● Given request
Present the data once more in exactly its original form.

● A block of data
────────────────────

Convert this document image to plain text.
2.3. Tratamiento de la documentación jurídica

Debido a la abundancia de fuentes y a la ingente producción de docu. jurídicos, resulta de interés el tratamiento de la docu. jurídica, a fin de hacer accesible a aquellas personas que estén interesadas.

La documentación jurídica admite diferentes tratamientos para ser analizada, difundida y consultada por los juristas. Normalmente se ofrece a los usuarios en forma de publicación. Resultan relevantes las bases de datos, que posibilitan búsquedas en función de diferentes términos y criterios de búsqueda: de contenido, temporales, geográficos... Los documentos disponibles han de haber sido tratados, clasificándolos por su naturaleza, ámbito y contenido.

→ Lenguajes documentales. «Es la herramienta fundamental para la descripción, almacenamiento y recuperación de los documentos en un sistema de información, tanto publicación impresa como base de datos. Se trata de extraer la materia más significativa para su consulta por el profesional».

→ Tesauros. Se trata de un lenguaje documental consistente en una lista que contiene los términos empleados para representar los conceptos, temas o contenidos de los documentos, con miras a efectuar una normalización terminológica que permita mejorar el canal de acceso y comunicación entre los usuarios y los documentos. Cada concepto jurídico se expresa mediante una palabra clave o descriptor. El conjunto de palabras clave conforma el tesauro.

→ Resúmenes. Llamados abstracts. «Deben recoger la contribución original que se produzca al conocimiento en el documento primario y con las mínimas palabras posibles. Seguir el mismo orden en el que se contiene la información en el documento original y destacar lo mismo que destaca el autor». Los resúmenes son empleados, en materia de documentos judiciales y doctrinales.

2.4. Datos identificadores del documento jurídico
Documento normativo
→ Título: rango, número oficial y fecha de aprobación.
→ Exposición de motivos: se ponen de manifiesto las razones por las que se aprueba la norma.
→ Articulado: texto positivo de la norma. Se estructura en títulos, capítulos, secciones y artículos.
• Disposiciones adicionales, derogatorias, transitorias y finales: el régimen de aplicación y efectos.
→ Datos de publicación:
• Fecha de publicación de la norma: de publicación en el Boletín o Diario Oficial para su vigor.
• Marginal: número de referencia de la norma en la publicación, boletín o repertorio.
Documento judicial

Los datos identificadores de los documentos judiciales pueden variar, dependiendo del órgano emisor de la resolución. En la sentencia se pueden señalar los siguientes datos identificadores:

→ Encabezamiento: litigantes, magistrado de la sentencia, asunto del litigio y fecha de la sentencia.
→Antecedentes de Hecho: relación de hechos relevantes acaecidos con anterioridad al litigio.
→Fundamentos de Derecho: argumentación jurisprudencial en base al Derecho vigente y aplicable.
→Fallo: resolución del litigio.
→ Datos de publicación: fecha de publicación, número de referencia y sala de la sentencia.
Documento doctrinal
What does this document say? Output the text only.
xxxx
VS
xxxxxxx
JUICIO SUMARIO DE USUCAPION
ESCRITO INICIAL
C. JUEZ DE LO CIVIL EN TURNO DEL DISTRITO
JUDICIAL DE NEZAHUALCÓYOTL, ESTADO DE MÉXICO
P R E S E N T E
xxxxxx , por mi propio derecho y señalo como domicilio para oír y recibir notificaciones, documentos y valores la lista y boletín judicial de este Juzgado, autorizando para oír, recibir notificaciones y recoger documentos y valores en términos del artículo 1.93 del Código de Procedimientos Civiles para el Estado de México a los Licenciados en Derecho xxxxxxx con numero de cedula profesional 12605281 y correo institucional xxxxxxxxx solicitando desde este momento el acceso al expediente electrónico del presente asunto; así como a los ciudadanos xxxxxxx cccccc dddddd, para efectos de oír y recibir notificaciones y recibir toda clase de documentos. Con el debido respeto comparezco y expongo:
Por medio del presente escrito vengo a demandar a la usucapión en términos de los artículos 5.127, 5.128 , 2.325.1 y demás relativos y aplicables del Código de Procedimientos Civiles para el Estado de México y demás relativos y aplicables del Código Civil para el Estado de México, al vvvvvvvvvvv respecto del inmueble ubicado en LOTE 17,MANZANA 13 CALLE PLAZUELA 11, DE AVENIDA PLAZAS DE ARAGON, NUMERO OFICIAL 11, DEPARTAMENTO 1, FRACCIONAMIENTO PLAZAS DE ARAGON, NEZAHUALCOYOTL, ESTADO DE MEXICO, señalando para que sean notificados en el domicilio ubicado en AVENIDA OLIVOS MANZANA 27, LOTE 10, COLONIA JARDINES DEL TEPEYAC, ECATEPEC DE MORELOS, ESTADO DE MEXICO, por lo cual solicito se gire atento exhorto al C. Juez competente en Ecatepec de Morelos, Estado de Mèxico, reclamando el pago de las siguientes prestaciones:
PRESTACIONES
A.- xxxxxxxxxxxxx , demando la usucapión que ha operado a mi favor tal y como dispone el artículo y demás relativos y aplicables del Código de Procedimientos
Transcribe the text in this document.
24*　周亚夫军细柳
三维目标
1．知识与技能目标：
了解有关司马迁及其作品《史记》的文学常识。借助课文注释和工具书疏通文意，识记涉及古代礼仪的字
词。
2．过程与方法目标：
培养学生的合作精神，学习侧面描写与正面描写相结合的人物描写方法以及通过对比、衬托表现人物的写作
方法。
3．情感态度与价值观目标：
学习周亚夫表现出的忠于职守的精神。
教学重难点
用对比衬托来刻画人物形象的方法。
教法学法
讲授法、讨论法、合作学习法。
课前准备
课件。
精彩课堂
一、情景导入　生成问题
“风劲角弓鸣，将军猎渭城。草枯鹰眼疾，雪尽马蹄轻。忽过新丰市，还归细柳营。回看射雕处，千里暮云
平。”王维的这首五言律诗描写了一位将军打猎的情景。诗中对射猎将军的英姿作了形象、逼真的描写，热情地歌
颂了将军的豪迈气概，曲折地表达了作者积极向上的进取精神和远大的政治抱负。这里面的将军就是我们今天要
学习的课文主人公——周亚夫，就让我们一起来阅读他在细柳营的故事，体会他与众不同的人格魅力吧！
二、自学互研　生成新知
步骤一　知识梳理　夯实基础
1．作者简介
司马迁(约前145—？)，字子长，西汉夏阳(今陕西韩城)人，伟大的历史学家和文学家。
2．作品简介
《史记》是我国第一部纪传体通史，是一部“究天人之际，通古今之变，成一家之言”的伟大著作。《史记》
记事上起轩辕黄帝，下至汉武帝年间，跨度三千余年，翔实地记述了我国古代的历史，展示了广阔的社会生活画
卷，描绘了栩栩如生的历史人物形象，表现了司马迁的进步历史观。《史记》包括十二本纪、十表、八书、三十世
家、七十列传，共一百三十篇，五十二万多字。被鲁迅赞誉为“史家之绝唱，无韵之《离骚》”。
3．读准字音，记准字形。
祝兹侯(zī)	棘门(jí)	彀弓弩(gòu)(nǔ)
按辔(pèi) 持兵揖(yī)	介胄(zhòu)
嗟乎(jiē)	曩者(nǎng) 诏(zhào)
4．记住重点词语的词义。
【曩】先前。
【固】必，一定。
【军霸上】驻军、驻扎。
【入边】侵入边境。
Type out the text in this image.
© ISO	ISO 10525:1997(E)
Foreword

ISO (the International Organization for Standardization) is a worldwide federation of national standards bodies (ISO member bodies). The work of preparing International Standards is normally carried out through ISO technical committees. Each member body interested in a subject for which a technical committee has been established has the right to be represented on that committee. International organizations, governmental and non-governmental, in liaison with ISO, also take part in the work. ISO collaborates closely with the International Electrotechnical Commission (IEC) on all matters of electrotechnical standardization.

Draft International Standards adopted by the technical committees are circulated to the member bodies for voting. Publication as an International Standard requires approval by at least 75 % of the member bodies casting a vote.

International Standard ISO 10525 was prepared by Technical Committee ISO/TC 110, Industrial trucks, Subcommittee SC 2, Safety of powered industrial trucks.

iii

────────────────────

● Final result
Convert this document image to plain text.
2.3. Tratamiento de la documentación jurídica

Debido a la abundancia de fuentes y a la ingente producción de docu. jurídicos, resulta de interés el tratamiento de la docu. jurídica, a fin de hacer accesible a aquellas personas que estén interesadas.

La documentación jurídica admite diferentes tratamientos para ser analizada, difundida y consultada por los juristas. Normalmente se ofrece a los usuarios en forma de publicación. Resultan relevantes las bases de datos, que posibilitan búsquedas en función de diferentes términos y criterios de búsqueda: de contenido, temporales, geográficos... Los documentos disponibles han de haber sido tratados, clasificándolos por su naturaleza, ámbito y contenido.

→ Lenguajes documentales. «Es la herramienta fundamental para la descripción, almacenamiento y recuperación de los documentos en un sistema de información, tanto publicación impresa como base de datos. Se trata de extraer la materia más significativa para su consulta por el profesional».

→ Tesauros. Se trata de un lenguaje documental consistente en una lista que contiene los términos empleados para representar los conceptos, temas o contenidos de los documentos, con miras a efectuar una normalización terminológica que permita mejorar el canal de acceso y comunicación entre los usuarios y los documentos. Cada concepto jurídico se expresa mediante una palabra clave o descriptor. El conjunto de palabras clave conforma el tesauro.

→ Resúmenes. Llamados abstracts. «Deben recoger la contribución original que se produzca al conocimiento en el documento primario y con las mínimas palabras posibles. Seguir el mismo orden en el que se contiene la información en el documento original y destacar lo mismo que destaca el autor». Los resúmenes son empleados, en materia de documentos judiciales y doctrinales.

2.4. Datos identificadores del documento jurídico
Documento normativo
→ Título: rango, número oficial y fecha de aprobación.
→ Exposición de motivos: se ponen de manifiesto las razones por las que se aprueba la norma.
→ Articulado: texto positivo de la norma. Se estructura en títulos, capítulos, secciones y artículos.
• Disposiciones adicionales, derogatorias, transitorias y finales: el régimen de aplicación y efectos.
→ Datos de publicación:
• Fecha de publicación de la norma: de publicación en el Boletín o Diario Oficial para su vigor.
• Marginal: número de referencia de la norma en la publicación, boletín o repertorio.
Documento judicial

Los datos identificadores de los documentos judiciales pueden variar, dependiendo del órgano emisor de la resolución. En la sentencia se pueden señalar los siguientes datos identificadores:

→ Encabezamiento: litigantes, magistrado de la sentencia, asunto del litigio y fecha de la sentencia.
→Antecedentes de Hecho: relación de hechos relevantes acaecidos con anterioridad al litigio.
→Fundamentos de Derecho: argumentación jurisprudencial en base al Derecho vigente y aplicable.
→Fallo: resolución del litigio.
→ Datos de publicación: fecha de publicación, número de referencia y sala de la sentencia.
Documento doctrinal
What does this document say? Output the text only.
xxxx
VS
xxxxxxx
JUICIO SUMARIO DE USUCAPION
ESCRITO INICIAL
C. JUEZ DE LO CIVIL EN TURNO DEL DISTRITO
JUDICIAL DE NEZAHUALCÓYOTL, ESTADO DE MÉXICO
P R E S E N T E
xxxxxx , por mi propio derecho y señalo como domicilio para oír y recibir notificaciones, documentos y valores la lista y boletín judicial de este Juzgado, autorizando para oír, recibir notificaciones y recoger documentos y valores en términos del artículo 1.93 del Código de Procedimientos Civiles para el Estado de México a los Licenciados en Derecho xxxxxxx con numero de cedula profesional 12605281 y correo institucional xxxxxxxxx solicitando desde este momento el acceso al expediente electrónico del presente asunto; así como a los ciudadanos xxxxxxx cccccc dddddd, para efectos de oír y recibir notificaciones y recibir toda clase de documentos. Con el debido respeto comparezco y expongo:
Por medio del presente escrito vengo a demandar a la usucapión en términos de los artículos 5.127, 5.128 , 2.325.1 y demás relativos y aplicables del Código de Procedimientos Civiles para el Estado de México y demás relativos y aplicables del Código Civil para el Estado de México, al vvvvvvvvvvv respecto del inmueble ubicado en LOTE 17,MANZANA 13 CALLE PLAZUELA 11, DE AVENIDA PLAZAS DE ARAGON, NUMERO OFICIAL 11, DEPARTAMENTO 1, FRACCIONAMIENTO PLAZAS DE ARAGON, NEZAHUALCOYOTL, ESTADO DE MEXICO, señalando para que sean notificados en el domicilio ubicado en AVENIDA OLIVOS MANZANA 27, LOTE 10, COLONIA JARDINES DEL TEPEYAC, ECATEPEC DE MORELOS, ESTADO DE MEXICO, por lo cual solicito se gire atento exhorto al C. Juez competente en Ecatepec de Morelos, Estado de Mèxico, reclamando el pago de las siguientes prestaciones:
PRESTACIONES
A.- xxxxxxxxxxxxx , demando la usucapión que ha operado a mi favor tal y como dispone el artículo y demás relativos y aplicables del Código de Procedimientos
Transcribe the text in this document.
24*　周亚夫军细柳
三维目标
1．知识与技能目标：
了解有关司马迁及其作品《史记》的文学常识。借助课文注释和工具书疏通文意，识记涉及古代礼仪的字
词。
2．过程与方法目标：
培养学生的合作精神，学习侧面描写与正面描写相结合的人物描写方法以及通过对比、衬托表现人物的写作
方法。
3．情感态度与价值观目标：
学习周亚夫表现出的忠于职守的精神。
教学重难点
用对比衬托来刻画人物形象的方法。
教法学法
讲授法、讨论法、合作学习法。
课前准备
课件。
精彩课堂
一、情景导入　生成问题
“风劲角弓鸣，将军猎渭城。草枯鹰眼疾，雪尽马蹄轻。忽过新丰市，还归细柳营。回看射雕处，千里暮云
平。”王维的这首五言律诗描写了一位将军打猎的情景。诗中对射猎将军的英姿作了形象、逼真的描写，热情地歌
颂了将军的豪迈气概，曲折地表达了作者积极向上的进取精神和远大的政治抱负。这里面的将军就是我们今天要
学习的课文主人公——周亚夫，就让我们一起来阅读他在细柳营的故事，体会他与众不同的人格魅力吧！
二、自学互研　生成新知
步骤一　知识梳理　夯实基础
1．作者简介
司马迁(约前145—？)，字子长，西汉夏阳(今陕西韩城)人，伟大的历史学家和文学家。
2．作品简介
《史记》是我国第一部纪传体通史，是一部“究天人之际，通古今之变，成一家之言”的伟大著作。《史记》
记事上起轩辕黄帝，下至汉武帝年间，跨度三千余年，翔实地记述了我国古代的历史，展示了广阔的社会生活画
卷，描绘了栩栩如生的历史人物形象，表现了司马迁的进步历史观。《史记》包括十二本纪、十表、八书、三十世
家、七十列传，共一百三十篇，五十二万多字。被鲁迅赞誉为“史家之绝唱，无韵之《离骚》”。
3．读准字音，记准字形。
祝兹侯(zī)	棘门(jí)	彀弓弩(gòu)(nǔ)
按辔(pèi) 持兵揖(yī)	介胄(zhòu)
嗟乎(jiē)	曩者(nǎng) 诏(zhào)
4．记住重点词语的词义。
【曩】先前。
【固】必，一定。
【军霸上】驻军、驻扎。
【入边】侵入边境。
Type out the text in this image.
© ISO	ISO 10525:1997(E)
Foreword

ISO (the International Organization for Standardization) is a worldwide federation of national standards bodies (ISO member bodies). The work of preparing International Standards is normally carried out through ISO technical committees. Each member body interested in a subject for which a technical committee has been established has the right to be represented on that committee. International organizations, governmental and non-governmental, in liaison with ISO, also take part in the work. ISO collaborates closely with the International Electrotechnical Commission (IEC) on all matters of electrotechnical standardization.

Draft International Standards adopted by the technical committees are circulated to the member bodies for voting. Publication as an International Standard requires approval by at least 75 % of the member bodies casting a vote.

International Standard ISO 10525 was prepared by Technical Committee ISO/TC 110, Industrial trucks, Subcommittee SC 2, Safety of powered industrial trucks.

iii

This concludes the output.